__Problem details__
What follows is a listing to be transcribed exactly.

╔══

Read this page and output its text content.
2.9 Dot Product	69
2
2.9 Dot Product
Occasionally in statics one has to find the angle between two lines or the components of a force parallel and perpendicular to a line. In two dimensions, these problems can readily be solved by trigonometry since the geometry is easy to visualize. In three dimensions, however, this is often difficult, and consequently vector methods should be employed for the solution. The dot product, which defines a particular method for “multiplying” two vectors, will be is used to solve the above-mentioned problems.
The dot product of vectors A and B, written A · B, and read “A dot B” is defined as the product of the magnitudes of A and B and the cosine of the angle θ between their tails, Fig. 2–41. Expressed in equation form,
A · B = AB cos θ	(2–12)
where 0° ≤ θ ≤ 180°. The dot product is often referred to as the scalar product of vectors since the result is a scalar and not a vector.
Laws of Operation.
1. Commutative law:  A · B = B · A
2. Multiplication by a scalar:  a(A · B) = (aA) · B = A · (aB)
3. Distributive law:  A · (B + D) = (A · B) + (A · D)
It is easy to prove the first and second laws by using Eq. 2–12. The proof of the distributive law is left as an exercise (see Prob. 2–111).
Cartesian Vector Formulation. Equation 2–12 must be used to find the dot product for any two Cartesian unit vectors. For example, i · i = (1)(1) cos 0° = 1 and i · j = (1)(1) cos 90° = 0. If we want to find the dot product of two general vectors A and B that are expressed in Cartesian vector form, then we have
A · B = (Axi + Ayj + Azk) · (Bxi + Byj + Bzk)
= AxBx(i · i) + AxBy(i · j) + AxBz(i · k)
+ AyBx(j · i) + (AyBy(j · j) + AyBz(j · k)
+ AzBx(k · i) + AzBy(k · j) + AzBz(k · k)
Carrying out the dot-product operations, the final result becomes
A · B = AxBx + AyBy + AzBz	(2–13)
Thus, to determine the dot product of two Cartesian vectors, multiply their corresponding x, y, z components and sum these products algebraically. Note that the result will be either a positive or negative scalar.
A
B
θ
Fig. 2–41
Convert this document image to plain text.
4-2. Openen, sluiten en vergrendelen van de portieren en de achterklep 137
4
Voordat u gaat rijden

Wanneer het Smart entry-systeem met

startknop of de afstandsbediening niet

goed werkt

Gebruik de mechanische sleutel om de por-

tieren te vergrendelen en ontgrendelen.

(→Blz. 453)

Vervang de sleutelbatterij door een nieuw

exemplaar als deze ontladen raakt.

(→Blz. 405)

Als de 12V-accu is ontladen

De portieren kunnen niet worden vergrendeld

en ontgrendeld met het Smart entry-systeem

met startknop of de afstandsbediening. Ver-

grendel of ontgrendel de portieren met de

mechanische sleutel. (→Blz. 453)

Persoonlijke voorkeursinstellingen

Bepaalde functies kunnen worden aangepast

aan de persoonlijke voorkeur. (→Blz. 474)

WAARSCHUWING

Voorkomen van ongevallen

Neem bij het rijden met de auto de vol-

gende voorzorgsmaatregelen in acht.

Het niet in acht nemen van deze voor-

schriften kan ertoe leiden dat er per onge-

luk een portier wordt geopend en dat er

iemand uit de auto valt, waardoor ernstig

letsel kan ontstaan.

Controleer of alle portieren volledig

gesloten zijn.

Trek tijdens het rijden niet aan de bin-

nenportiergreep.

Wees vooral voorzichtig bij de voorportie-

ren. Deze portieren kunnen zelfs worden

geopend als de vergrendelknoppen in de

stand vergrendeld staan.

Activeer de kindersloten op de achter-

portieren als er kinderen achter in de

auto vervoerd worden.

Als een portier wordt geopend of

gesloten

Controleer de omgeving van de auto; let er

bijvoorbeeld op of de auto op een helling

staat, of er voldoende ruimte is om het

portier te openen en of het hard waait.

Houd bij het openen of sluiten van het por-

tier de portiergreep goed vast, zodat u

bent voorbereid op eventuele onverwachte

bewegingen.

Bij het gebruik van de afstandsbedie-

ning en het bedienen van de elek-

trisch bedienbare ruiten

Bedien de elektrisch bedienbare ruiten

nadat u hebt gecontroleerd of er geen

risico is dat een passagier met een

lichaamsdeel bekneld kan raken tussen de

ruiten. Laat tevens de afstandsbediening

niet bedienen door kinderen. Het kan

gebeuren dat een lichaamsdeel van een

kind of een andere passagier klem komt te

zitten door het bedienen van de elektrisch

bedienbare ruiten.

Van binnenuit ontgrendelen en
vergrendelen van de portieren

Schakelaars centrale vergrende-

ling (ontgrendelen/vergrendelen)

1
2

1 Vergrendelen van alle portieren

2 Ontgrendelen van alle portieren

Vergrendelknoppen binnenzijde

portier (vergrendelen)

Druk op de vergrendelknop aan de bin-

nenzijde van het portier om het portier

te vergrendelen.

╚══

__Response to this exercise__
Read this page and output its text content.
2.9 Dot Product	69
2
2.9 Dot Product
Occasionally in statics one has to find the angle between two lines or the components of a force parallel and perpendicular to a line. In two dimensions, these problems can readily be solved by trigonometry since the geometry is easy to visualize. In three dimensions, however, this is often difficult, and consequently vector methods should be employed for the solution. The dot product, which defines a particular method for “multiplying” two vectors, will be is used to solve the above-mentioned problems.
The dot product of vectors A and B, written A · B, and read “A dot B” is defined as the product of the magnitudes of A and B and the cosine of the angle θ between their tails, Fig. 2–41. Expressed in equation form,
A · B = AB cos θ	(2–12)
where 0° ≤ θ ≤ 180°. The dot product is often referred to as the scalar product of vectors since the result is a scalar and not a vector.
Laws of Operation.
1. Commutative law:  A · B = B · A
2. Multiplication by a scalar:  a(A · B) = (aA) · B = A · (aB)
3. Distributive law:  A · (B + D) = (A · B) + (A · D)
It is easy to prove the first and second laws by using Eq. 2–12. The proof of the distributive law is left as an exercise (see Prob. 2–111).
Cartesian Vector Formulation. Equation 2–12 must be used to find the dot product for any two Cartesian unit vectors. For example, i · i = (1)(1) cos 0° = 1 and i · j = (1)(1) cos 90° = 0. If we want to find the dot product of two general vectors A and B that are expressed in Cartesian vector form, then we have
A · B = (Axi + Ayj + Azk) · (Bxi + Byj + Bzk)
= AxBx(i · i) + AxBy(i · j) + AxBz(i · k)
+ AyBx(j · i) + (AyBy(j · j) + AyBz(j · k)
+ AzBx(k · i) + AzBy(k · j) + AzBz(k · k)
Carrying out the dot-product operations, the final result becomes
A · B = AxBx + AyBy + AzBz	(2–13)
Thus, to determine the dot product of two Cartesian vectors, multiply their corresponding x, y, z components and sum these products algebraically. Note that the result will be either a positive or negative scalar.
A
B
θ
Fig. 2–41
Convert this document image to plain text.
4-2. Openen, sluiten en vergrendelen van de portieren en de achterklep 137
4
Voordat u gaat rijden

Wanneer het Smart entry-systeem met

startknop of de afstandsbediening niet

goed werkt

Gebruik de mechanische sleutel om de por-

tieren te vergrendelen en ontgrendelen.

(→Blz. 453)

Vervang de sleutelbatterij door een nieuw

exemplaar als deze ontladen raakt.

(→Blz. 405)

Als de 12V-accu is ontladen

De portieren kunnen niet worden vergrendeld

en ontgrendeld met het Smart entry-systeem

met startknop of de afstandsbediening. Ver-

grendel of ontgrendel de portieren met de

mechanische sleutel. (→Blz. 453)

Persoonlijke voorkeursinstellingen

Bepaalde functies kunnen worden aangepast

aan de persoonlijke voorkeur. (→Blz. 474)

WAARSCHUWING

Voorkomen van ongevallen

Neem bij het rijden met de auto de vol-

gende voorzorgsmaatregelen in acht.

Het niet in acht nemen van deze voor-

schriften kan ertoe leiden dat er per onge-

luk een portier wordt geopend en dat er

iemand uit de auto valt, waardoor ernstig

letsel kan ontstaan.

Controleer of alle portieren volledig

gesloten zijn.

Trek tijdens het rijden niet aan de bin-

nenportiergreep.

Wees vooral voorzichtig bij de voorportie-

ren. Deze portieren kunnen zelfs worden

geopend als de vergrendelknoppen in de

stand vergrendeld staan.

Activeer de kindersloten op de achter-

portieren als er kinderen achter in de

auto vervoerd worden.

Als een portier wordt geopend of

gesloten

Controleer de omgeving van de auto; let er

bijvoorbeeld op of de auto op een helling

staat, of er voldoende ruimte is om het

portier te openen en of het hard waait.

Houd bij het openen of sluiten van het por-

tier de portiergreep goed vast, zodat u

bent voorbereid op eventuele onverwachte

bewegingen.

Bij het gebruik van de afstandsbedie-

ning en het bedienen van de elek-

trisch bedienbare ruiten

Bedien de elektrisch bedienbare ruiten

nadat u hebt gecontroleerd of er geen

risico is dat een passagier met een

lichaamsdeel bekneld kan raken tussen de

ruiten. Laat tevens de afstandsbediening

niet bedienen door kinderen. Het kan

gebeuren dat een lichaamsdeel van een

kind of een andere passagier klem komt te

zitten door het bedienen van de elektrisch

bedienbare ruiten.

Van binnenuit ontgrendelen en
vergrendelen van de portieren

Schakelaars centrale vergrende-

ling (ontgrendelen/vergrendelen)

1
2

1 Vergrendelen van alle portieren

2 Ontgrendelen van alle portieren

Vergrendelknoppen binnenzijde

portier (vergrendelen)

Druk op de vergrendelknop aan de bin-

nenzijde van het portier om het portier

te vergrendelen.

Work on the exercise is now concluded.